* **ASSIGNMENT**
All entries below must be reproduced without a single change.

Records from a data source

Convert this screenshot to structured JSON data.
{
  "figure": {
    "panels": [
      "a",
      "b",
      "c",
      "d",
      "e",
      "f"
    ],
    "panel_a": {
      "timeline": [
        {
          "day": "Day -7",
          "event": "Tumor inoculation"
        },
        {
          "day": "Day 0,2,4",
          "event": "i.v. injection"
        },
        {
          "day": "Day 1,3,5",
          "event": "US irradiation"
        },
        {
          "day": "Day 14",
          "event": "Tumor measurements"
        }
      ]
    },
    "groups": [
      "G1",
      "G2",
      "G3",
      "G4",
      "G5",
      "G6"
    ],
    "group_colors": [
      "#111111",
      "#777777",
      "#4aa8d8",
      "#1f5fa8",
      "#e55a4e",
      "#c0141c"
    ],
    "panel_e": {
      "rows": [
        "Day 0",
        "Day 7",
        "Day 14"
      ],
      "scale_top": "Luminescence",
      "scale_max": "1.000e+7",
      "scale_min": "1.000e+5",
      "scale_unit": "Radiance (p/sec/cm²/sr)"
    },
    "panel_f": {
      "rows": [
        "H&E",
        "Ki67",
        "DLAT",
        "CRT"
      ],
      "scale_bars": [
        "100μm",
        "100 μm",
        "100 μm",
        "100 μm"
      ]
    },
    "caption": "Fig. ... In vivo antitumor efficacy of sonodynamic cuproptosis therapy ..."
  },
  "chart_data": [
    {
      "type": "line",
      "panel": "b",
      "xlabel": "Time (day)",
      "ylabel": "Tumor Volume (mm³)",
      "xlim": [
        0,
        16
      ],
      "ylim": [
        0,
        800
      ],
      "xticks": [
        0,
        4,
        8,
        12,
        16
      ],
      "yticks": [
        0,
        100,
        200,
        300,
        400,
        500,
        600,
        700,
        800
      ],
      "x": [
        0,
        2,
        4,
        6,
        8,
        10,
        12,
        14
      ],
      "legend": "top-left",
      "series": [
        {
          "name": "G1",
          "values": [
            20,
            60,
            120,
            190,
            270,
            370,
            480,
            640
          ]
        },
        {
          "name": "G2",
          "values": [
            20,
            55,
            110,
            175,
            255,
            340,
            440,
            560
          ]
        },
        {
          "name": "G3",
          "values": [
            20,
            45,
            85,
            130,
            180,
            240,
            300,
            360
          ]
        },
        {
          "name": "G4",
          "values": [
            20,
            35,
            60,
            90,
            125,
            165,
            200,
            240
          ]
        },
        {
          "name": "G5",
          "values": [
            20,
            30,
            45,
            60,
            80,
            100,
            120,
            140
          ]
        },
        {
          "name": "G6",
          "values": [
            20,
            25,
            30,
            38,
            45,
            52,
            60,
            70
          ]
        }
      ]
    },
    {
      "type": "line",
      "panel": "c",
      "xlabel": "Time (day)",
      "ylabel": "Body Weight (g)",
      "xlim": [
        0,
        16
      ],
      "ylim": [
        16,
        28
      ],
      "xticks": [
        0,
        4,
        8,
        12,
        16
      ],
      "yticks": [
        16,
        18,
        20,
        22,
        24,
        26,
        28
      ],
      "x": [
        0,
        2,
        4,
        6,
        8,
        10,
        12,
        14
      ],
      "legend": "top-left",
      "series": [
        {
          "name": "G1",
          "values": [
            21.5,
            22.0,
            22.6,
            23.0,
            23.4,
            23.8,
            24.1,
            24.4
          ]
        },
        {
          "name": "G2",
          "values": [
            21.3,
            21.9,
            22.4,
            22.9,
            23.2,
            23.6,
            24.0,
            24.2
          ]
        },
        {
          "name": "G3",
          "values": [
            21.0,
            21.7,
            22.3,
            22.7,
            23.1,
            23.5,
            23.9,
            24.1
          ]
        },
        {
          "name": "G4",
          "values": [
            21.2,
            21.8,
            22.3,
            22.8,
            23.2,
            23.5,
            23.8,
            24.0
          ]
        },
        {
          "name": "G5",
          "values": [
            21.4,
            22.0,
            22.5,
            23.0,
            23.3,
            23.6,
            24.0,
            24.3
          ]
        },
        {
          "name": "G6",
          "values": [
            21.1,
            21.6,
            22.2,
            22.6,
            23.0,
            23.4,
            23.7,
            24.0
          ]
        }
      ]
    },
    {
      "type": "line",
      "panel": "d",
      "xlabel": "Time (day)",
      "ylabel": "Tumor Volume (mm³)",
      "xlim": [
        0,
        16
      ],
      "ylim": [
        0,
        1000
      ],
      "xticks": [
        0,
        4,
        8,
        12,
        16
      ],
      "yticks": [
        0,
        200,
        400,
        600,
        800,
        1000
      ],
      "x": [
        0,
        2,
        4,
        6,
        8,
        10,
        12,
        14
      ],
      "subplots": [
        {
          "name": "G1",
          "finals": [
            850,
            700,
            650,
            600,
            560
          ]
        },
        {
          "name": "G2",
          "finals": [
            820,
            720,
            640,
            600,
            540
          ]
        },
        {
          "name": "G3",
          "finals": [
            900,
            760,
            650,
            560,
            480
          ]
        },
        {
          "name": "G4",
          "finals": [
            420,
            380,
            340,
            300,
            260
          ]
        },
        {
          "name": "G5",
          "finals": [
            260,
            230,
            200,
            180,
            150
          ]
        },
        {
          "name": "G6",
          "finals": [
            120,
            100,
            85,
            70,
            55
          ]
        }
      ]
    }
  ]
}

* **ANSWER SPACE**
Convert this screenshot to structured JSON data.
{
  "figure": {
    "panels": [
      "a",
      "b",
      "c",
      "d",
      "e",
      "f"
    ],
    "panel_a": {
      "timeline": [
        {
          "day": "Day -7",
          "event": "Tumor inoculation"
        },
        {
          "day": "Day 0,2,4",
          "event": "i.v. injection"
        },
        {
          "day": "Day 1,3,5",
          "event": "US irradiation"
        },
        {
          "day": "Day 14",
          "event": "Tumor measurements"
        }
      ]
    },
    "groups": [
      "G1",
      "G2",
      "G3",
      "G4",
      "G5",
      "G6"
    ],
    "group_colors": [
      "#111111",
      "#777777",
      "#4aa8d8",
      "#1f5fa8",
      "#e55a4e",
      "#c0141c"
    ],
    "panel_e": {
      "rows": [
        "Day 0",
        "Day 7",
        "Day 14"
      ],
      "scale_top": "Luminescence",
      "scale_max": "1.000e+7",
      "scale_min": "1.000e+5",
      "scale_unit": "Radiance (p/sec/cm²/sr)"
    },
    "panel_f": {
      "rows": [
        "H&E",
        "Ki67",
        "DLAT",
        "CRT"
      ],
      "scale_bars": [
        "100μm",
        "100 μm",
        "100 μm",
        "100 μm"
      ]
    },
    "caption": "Fig. ... In vivo antitumor efficacy of sonodynamic cuproptosis therapy ..."
  },
  "chart_data": [
    {
      "type": "line",
      "panel": "b",
      "xlabel": "Time (day)",
      "ylabel": "Tumor Volume (mm³)",
      "xlim": [
        0,
        16
      ],
      "ylim": [
        0,
        800
      ],
      "xticks": [
        0,
        4,
        8,
        12,
        16
      ],
      "yticks": [
        0,
        100,
        200,
        300,
        400,
        500,
        600,
        700,
        800
      ],
      "x": [
        0,
        2,
        4,
        6,
        8,
        10,
        12,
        14
      ],
      "legend": "top-left",
      "series": [
        {
          "name": "G1",
          "values": [
            20,
            60,
            120,
            190,
            270,
            370,
            480,
            640
          ]
        },
        {
          "name": "G2",
          "values": [
            20,
            55,
            110,
            175,
            255,
            340,
            440,
            560
          ]
        },
        {
          "name": "G3",
          "values": [
            20,
            45,
            85,
            130,
            180,
            240,
            300,
            360
          ]
        },
        {
          "name": "G4",
          "values": [
            20,
            35,
            60,
            90,
            125,
            165,
            200,
            240
          ]
        },
        {
          "name": "G5",
          "values": [
            20,
            30,
            45,
            60,
            80,
            100,
            120,
            140
          ]
        },
        {
          "name": "G6",
          "values": [
            20,
            25,
            30,
            38,
            45,
            52,
            60,
            70
          ]
        }
      ]
    },
    {
      "type": "line",
      "panel": "c",
      "xlabel": "Time (day)",
      "ylabel": "Body Weight (g)",
      "xlim": [
        0,
        16
      ],
      "ylim": [
        16,
        28
      ],
      "xticks": [
        0,
        4,
        8,
        12,
        16
      ],
      "yticks": [
        16,
        18,
        20,
        22,
        24,
        26,
        28
      ],
      "x": [
        0,
        2,
        4,
        6,
        8,
        10,
        12,
        14
      ],
      "legend": "top-left",
      "series": [
        {
          "name": "G1",
          "values": [
            21.5,
            22.0,
            22.6,
            23.0,
            23.4,
            23.8,
            24.1,
            24.4
          ]
        },
        {
          "name": "G2",
          "values": [
            21.3,
            21.9,
            22.4,
            22.9,
            23.2,
            23.6,
            24.0,
            24.2
          ]
        },
        {
          "name": "G3",
          "values": [
            21.0,
            21.7,
            22.3,
            22.7,
            23.1,
            23.5,
            23.9,
            24.1
          ]
        },
        {
          "name": "G4",
          "values": [
            21.2,
            21.8,
            22.3,
            22.8,
            23.2,
            23.5,
            23.8,
            24.0
          ]
        },
        {
          "name": "G5",
          "values": [
            21.4,
            22.0,
            22.5,
            23.0,
            23.3,
            23.6,
            24.0,
            24.3
          ]
        },
        {
          "name": "G6",
          "values": [
            21.1,
            21.6,
            22.2,
            22.6,
            23.0,
            23.4,
            23.7,
            24.0
          ]
        }
      ]
    },
    {
      "type": "line",
      "panel": "d",
      "xlabel": "Time (day)",
      "ylabel": "Tumor Volume (mm³)",
      "xlim": [
        0,
        16
      ],
      "ylim": [
        0,
        1000
      ],
      "xticks": [
        0,
        4,
        8,
        12,
        16
      ],
      "yticks": [
        0,
        200,
        400,
        600,
        800,
        1000
      ],
      "x": [
        0,
        2,
        4,
        6,
        8,
        10,
        12,
        14
      ],
      "subplots": [
        {
          "name": "G1",
          "finals": [
            850,
            700,
            650,
            600,
            560
          ]
        },
        {
          "name": "G2",
          "finals": [
            820,
            720,
            640,
            600,
            540
          ]
        },
        {
          "name": "G3",
          "finals": [
            900,
            760,
            650,
            560,
            480
          ]
        },
        {
          "name": "G4",
          "finals": [
            420,
            380,
            340,
            300,
            260
          ]
        },
        {
          "name": "G5",
          "finals": [
            260,
            230,
            200,
            180,
            150
          ]
        },
        {
          "name": "G6",
          "finals": [
            120,
            100,
            85,
            70,
            55
          ]
        }
      ]
    }
  ]
}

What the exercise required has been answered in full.